**RAW DATA**.
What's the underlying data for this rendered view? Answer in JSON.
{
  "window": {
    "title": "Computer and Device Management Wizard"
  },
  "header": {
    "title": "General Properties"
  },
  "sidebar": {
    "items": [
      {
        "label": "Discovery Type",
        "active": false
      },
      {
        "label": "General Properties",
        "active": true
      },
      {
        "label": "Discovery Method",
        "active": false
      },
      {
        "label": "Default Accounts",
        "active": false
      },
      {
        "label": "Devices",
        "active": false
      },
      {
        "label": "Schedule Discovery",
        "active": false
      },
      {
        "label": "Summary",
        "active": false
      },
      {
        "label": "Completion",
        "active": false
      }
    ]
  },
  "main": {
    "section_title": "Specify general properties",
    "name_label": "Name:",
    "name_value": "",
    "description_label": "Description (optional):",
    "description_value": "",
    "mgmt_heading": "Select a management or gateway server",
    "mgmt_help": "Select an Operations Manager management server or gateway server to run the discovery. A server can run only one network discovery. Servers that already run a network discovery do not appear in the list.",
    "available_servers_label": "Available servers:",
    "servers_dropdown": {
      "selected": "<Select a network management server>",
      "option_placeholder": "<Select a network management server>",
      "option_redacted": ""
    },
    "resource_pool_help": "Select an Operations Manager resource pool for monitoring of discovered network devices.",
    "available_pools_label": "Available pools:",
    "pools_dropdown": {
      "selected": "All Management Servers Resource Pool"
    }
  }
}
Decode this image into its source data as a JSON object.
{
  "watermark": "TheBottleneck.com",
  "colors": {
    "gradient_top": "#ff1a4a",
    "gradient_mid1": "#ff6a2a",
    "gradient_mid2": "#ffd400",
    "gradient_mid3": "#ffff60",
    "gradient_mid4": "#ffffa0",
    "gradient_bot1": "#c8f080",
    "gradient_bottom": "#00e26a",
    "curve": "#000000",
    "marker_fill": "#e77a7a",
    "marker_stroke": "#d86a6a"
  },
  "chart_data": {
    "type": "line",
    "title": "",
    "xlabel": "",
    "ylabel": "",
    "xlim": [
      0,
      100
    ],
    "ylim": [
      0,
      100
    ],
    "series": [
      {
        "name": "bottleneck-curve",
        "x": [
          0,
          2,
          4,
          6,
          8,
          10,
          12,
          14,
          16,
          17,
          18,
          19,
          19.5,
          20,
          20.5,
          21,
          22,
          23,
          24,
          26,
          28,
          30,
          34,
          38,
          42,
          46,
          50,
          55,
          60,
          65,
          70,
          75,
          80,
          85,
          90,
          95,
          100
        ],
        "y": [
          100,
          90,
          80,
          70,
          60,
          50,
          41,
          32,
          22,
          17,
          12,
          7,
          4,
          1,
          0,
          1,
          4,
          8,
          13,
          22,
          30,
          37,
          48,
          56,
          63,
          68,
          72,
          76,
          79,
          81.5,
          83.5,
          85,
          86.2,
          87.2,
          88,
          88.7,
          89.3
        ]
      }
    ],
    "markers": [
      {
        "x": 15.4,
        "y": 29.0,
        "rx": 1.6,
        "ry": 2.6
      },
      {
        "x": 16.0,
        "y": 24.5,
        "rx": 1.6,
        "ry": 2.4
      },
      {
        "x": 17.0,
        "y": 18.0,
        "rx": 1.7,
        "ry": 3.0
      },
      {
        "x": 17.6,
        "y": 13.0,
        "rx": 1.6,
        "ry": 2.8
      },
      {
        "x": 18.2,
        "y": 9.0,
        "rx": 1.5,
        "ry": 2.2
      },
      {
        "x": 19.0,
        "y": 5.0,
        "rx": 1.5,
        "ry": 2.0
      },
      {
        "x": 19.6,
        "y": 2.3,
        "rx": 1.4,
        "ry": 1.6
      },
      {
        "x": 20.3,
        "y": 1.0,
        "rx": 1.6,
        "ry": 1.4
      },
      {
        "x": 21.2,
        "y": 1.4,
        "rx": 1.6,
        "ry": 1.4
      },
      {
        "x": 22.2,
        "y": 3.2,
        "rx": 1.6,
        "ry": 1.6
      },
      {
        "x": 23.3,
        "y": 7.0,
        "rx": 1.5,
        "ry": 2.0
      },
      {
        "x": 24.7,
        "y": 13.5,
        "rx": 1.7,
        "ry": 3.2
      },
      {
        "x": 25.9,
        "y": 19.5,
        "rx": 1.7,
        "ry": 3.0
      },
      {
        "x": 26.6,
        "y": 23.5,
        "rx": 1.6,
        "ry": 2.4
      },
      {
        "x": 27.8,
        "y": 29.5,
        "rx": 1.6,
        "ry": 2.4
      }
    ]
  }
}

**WHAT YOU NEED TO DO**. Repeat the data above exactly.

**OUTPUT OF THE EXERCISE**.
What's the underlying data for this rendered view? Answer in JSON.
{
  "window": {
    "title": "Computer and Device Management Wizard"
  },
  "header": {
    "title": "General Properties"
  },
  "sidebar": {
    "items": [
      {
        "label": "Discovery Type",
        "active": false
      },
      {
        "label": "General Properties",
        "active": true
      },
      {
        "label": "Discovery Method",
        "active": false
      },
      {
        "label": "Default Accounts",
        "active": false
      },
      {
        "label": "Devices",
        "active": false
      },
      {
        "label": "Schedule Discovery",
        "active": false
      },
      {
        "label": "Summary",
        "active": false
      },
      {
        "label": "Completion",
        "active": false
      }
    ]
  },
  "main": {
    "section_title": "Specify general properties",
    "name_label": "Name:",
    "name_value": "",
    "description_label": "Description (optional):",
    "description_value": "",
    "mgmt_heading": "Select a management or gateway server",
    "mgmt_help": "Select an Operations Manager management server or gateway server to run the discovery. A server can run only one network discovery. Servers that already run a network discovery do not appear in the list.",
    "available_servers_label": "Available servers:",
    "servers_dropdown": {
      "selected": "<Select a network management server>",
      "option_placeholder": "<Select a network management server>",
      "option_redacted": ""
    },
    "resource_pool_help": "Select an Operations Manager resource pool for monitoring of discovered network devices.",
    "available_pools_label": "Available pools:",
    "pools_dropdown": {
      "selected": "All Management Servers Resource Pool"
    }
  }
}
Decode this image into its source data as a JSON object.
{
  "watermark": "TheBottleneck.com",
  "colors": {
    "gradient_top": "#ff1a4a",
    "gradient_mid1": "#ff6a2a",
    "gradient_mid2": "#ffd400",
    "gradient_mid3": "#ffff60",
    "gradient_mid4": "#ffffa0",
    "gradient_bot1": "#c8f080",
    "gradient_bottom": "#00e26a",
    "curve": "#000000",
    "marker_fill": "#e77a7a",
    "marker_stroke": "#d86a6a"
  },
  "chart_data": {
    "type": "line",
    "title": "",
    "xlabel": "",
    "ylabel": "",
    "xlim": [
      0,
      100
    ],
    "ylim": [
      0,
      100
    ],
    "series": [
      {
        "name": "bottleneck-curve",
        "x": [
          0,
          2,
          4,
          6,
          8,
          10,
          12,
          14,
          16,
          17,
          18,
          19,
          19.5,
          20,
          20.5,
          21,
          22,
          23,
          24,
          26,
          28,
          30,
          34,
          38,
          42,
          46,
          50,
          55,
          60,
          65,
          70,
          75,
          80,
          85,
          90,
          95,
          100
        ],
        "y": [
          100,
          90,
          80,
          70,
          60,
          50,
          41,
          32,
          22,
          17,
          12,
          7,
          4,
          1,
          0,
          1,
          4,
          8,
          13,
          22,
          30,
          37,
          48,
          56,
          63,
          68,
          72,
          76,
          79,
          81.5,
          83.5,
          85,
          86.2,
          87.2,
          88,
          88.7,
          89.3
        ]
      }
    ],
    "markers": [
      {
        "x": 15.4,
        "y": 29.0,
        "rx": 1.6,
        "ry": 2.6
      },
      {
        "x": 16.0,
        "y": 24.5,
        "rx": 1.6,
        "ry": 2.4
      },
      {
        "x": 17.0,
        "y": 18.0,
        "rx": 1.7,
        "ry": 3.0
      },
      {
        "x": 17.6,
        "y": 13.0,
        "rx": 1.6,
        "ry": 2.8
      },
      {
        "x": 18.2,
        "y": 9.0,
        "rx": 1.5,
        "ry": 2.2
      },
      {
        "x": 19.0,
        "y": 5.0,
        "rx": 1.5,
        "ry": 2.0
      },
      {
        "x": 19.6,
        "y": 2.3,
        "rx": 1.4,
        "ry": 1.6
      },
      {
        "x": 20.3,
        "y": 1.0,
        "rx": 1.6,
        "ry": 1.4
      },
      {
        "x": 21.2,
        "y": 1.4,
        "rx": 1.6,
        "ry": 1.4
      },
      {
        "x": 22.2,
        "y": 3.2,
        "rx": 1.6,
        "ry": 1.6
      },
      {
        "x": 23.3,
        "y": 7.0,
        "rx": 1.5,
        "ry": 2.0
      },
      {
        "x": 24.7,
        "y": 13.5,
        "rx": 1.7,
        "ry": 3.2
      },
      {
        "x": 25.9,
        "y": 19.5,
        "rx": 1.7,
        "ry": 3.0
      },
      {
        "x": 26.6,
        "y": 23.5,
        "rx": 1.6,
        "ry": 2.4
      },
      {
        "x": 27.8,
        "y": 29.5,
        "rx": 1.6,
        "ry": 2.4
      }
    ]
  }
}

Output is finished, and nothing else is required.